» REQUEST: Below is a set of records; restate each one word for word.
+ + + + +
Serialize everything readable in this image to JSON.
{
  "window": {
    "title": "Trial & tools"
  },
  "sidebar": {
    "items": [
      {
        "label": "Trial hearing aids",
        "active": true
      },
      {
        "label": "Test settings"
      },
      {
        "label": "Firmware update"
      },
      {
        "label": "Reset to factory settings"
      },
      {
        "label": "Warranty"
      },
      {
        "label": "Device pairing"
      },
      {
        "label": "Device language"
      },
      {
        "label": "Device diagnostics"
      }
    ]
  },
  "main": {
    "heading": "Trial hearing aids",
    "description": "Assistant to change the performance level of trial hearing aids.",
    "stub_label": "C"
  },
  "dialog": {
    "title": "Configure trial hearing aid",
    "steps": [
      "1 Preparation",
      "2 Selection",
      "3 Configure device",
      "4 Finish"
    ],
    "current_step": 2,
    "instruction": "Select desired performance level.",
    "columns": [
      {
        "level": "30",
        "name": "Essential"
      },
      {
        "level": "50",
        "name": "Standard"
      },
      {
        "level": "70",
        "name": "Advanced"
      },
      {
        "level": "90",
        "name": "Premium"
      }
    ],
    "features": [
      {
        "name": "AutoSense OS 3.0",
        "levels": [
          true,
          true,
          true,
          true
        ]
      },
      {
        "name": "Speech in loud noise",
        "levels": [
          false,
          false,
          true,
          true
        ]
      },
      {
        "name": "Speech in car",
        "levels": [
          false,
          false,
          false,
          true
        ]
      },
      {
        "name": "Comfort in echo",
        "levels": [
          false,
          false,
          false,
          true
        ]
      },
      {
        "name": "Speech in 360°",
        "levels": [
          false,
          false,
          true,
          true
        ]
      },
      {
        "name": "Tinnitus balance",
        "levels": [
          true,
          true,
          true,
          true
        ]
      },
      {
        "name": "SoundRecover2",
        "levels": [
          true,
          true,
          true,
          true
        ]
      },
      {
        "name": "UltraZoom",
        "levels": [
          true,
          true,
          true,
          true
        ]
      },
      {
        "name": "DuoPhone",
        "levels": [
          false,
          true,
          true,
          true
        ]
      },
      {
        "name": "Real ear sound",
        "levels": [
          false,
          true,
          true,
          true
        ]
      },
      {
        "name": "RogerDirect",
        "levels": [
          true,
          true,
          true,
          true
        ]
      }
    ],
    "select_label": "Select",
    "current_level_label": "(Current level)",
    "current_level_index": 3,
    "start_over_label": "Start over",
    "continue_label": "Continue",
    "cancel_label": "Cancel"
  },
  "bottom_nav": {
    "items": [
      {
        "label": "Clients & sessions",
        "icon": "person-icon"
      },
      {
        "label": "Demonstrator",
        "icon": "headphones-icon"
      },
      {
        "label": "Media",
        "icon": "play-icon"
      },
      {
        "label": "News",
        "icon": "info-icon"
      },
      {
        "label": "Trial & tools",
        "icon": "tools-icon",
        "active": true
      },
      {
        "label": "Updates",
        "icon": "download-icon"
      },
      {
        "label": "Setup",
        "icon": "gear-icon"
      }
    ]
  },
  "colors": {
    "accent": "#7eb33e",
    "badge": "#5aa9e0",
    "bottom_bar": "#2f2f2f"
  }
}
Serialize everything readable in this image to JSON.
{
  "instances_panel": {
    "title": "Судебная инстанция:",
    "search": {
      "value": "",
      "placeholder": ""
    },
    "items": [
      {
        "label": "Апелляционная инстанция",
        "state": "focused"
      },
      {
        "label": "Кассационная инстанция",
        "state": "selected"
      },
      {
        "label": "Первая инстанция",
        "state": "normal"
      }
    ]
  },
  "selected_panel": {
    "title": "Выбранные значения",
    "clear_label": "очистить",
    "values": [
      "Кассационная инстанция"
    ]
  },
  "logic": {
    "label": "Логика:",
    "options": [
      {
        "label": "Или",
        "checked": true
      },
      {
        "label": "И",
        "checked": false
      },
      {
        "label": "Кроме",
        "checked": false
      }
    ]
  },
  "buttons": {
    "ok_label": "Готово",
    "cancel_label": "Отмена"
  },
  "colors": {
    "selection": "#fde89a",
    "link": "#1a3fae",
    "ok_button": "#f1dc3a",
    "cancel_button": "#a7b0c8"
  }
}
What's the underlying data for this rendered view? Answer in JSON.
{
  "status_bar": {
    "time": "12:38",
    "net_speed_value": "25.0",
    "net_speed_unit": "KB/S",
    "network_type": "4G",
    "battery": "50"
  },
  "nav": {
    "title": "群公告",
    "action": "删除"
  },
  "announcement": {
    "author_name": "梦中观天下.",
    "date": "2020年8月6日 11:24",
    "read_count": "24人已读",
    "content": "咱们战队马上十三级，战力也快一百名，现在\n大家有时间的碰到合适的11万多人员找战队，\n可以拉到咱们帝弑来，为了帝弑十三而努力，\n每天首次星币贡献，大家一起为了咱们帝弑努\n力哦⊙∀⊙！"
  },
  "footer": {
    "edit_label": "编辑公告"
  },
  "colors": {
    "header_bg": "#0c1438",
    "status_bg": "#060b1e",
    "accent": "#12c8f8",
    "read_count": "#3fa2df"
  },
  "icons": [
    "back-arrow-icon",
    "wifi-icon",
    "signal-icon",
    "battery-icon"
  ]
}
+ + + + +
» RESULT BELOW:
Serialize everything readable in this image to JSON.
{
  "window": {
    "title": "Trial & tools"
  },
  "sidebar": {
    "items": [
      {
        "label": "Trial hearing aids",
        "active": true
      },
      {
        "label": "Test settings"
      },
      {
        "label": "Firmware update"
      },
      {
        "label": "Reset to factory settings"
      },
      {
        "label": "Warranty"
      },
      {
        "label": "Device pairing"
      },
      {
        "label": "Device language"
      },
      {
        "label": "Device diagnostics"
      }
    ]
  },
  "main": {
    "heading": "Trial hearing aids",
    "description": "Assistant to change the performance level of trial hearing aids.",
    "stub_label": "C"
  },
  "dialog": {
    "title": "Configure trial hearing aid",
    "steps": [
      "1 Preparation",
      "2 Selection",
      "3 Configure device",
      "4 Finish"
    ],
    "current_step": 2,
    "instruction": "Select desired performance level.",
    "columns": [
      {
        "level": "30",
        "name": "Essential"
      },
      {
        "level": "50",
        "name": "Standard"
      },
      {
        "level": "70",
        "name": "Advanced"
      },
      {
        "level": "90",
        "name": "Premium"
      }
    ],
    "features": [
      {
        "name": "AutoSense OS 3.0",
        "levels": [
          true,
          true,
          true,
          true
        ]
      },
      {
        "name": "Speech in loud noise",
        "levels": [
          false,
          false,
          true,
          true
        ]
      },
      {
        "name": "Speech in car",
        "levels": [
          false,
          false,
          false,
          true
        ]
      },
      {
        "name": "Comfort in echo",
        "levels": [
          false,
          false,
          false,
          true
        ]
      },
      {
        "name": "Speech in 360°",
        "levels": [
          false,
          false,
          true,
          true
        ]
      },
      {
        "name": "Tinnitus balance",
        "levels": [
          true,
          true,
          true,
          true
        ]
      },
      {
        "name": "SoundRecover2",
        "levels": [
          true,
          true,
          true,
          true
        ]
      },
      {
        "name": "UltraZoom",
        "levels": [
          true,
          true,
          true,
          true
        ]
      },
      {
        "name": "DuoPhone",
        "levels": [
          false,
          true,
          true,
          true
        ]
      },
      {
        "name": "Real ear sound",
        "levels": [
          false,
          true,
          true,
          true
        ]
      },
      {
        "name": "RogerDirect",
        "levels": [
          true,
          true,
          true,
          true
        ]
      }
    ],
    "select_label": "Select",
    "current_level_label": "(Current level)",
    "current_level_index": 3,
    "start_over_label": "Start over",
    "continue_label": "Continue",
    "cancel_label": "Cancel"
  },
  "bottom_nav": {
    "items": [
      {
        "label": "Clients & sessions",
        "icon": "person-icon"
      },
      {
        "label": "Demonstrator",
        "icon": "headphones-icon"
      },
      {
        "label": "Media",
        "icon": "play-icon"
      },
      {
        "label": "News",
        "icon": "info-icon"
      },
      {
        "label": "Trial & tools",
        "icon": "tools-icon",
        "active": true
      },
      {
        "label": "Updates",
        "icon": "download-icon"
      },
      {
        "label": "Setup",
        "icon": "gear-icon"
      }
    ]
  },
  "colors": {
    "accent": "#7eb33e",
    "badge": "#5aa9e0",
    "bottom_bar": "#2f2f2f"
  }
}
Serialize everything readable in this image to JSON.
{
  "instances_panel": {
    "title": "Судебная инстанция:",
    "search": {
      "value": "",
      "placeholder": ""
    },
    "items": [
      {
        "label": "Апелляционная инстанция",
        "state": "focused"
      },
      {
        "label": "Кассационная инстанция",
        "state": "selected"
      },
      {
        "label": "Первая инстанция",
        "state": "normal"
      }
    ]
  },
  "selected_panel": {
    "title": "Выбранные значения",
    "clear_label": "очистить",
    "values": [
      "Кассационная инстанция"
    ]
  },
  "logic": {
    "label": "Логика:",
    "options": [
      {
        "label": "Или",
        "checked": true
      },
      {
        "label": "И",
        "checked": false
      },
      {
        "label": "Кроме",
        "checked": false
      }
    ]
  },
  "buttons": {
    "ok_label": "Готово",
    "cancel_label": "Отмена"
  },
  "colors": {
    "selection": "#fde89a",
    "link": "#1a3fae",
    "ok_button": "#f1dc3a",
    "cancel_button": "#a7b0c8"
  }
}
What's the underlying data for this rendered view? Answer in JSON.
{
  "status_bar": {
    "time": "12:38",
    "net_speed_value": "25.0",
    "net_speed_unit": "KB/S",
    "network_type": "4G",
    "battery": "50"
  },
  "nav": {
    "title": "群公告",
    "action": "删除"
  },
  "announcement": {
    "author_name": "梦中观天下.",
    "date": "2020年8月6日 11:24",
    "read_count": "24人已读",
    "content": "咱们战队马上十三级，战力也快一百名，现在\n大家有时间的碰到合适的11万多人员找战队，\n可以拉到咱们帝弑来，为了帝弑十三而努力，\n每天首次星币贡献，大家一起为了咱们帝弑努\n力哦⊙∀⊙！"
  },
  "footer": {
    "edit_label": "编辑公告"
  },
  "colors": {
    "header_bg": "#0c1438",
    "status_bg": "#060b1e",
    "accent": "#12c8f8",
    "read_count": "#3fa2df"
  },
  "icons": [
    "back-arrow-icon",
    "wifi-icon",
    "signal-icon",
    "battery-icon"
  ]
}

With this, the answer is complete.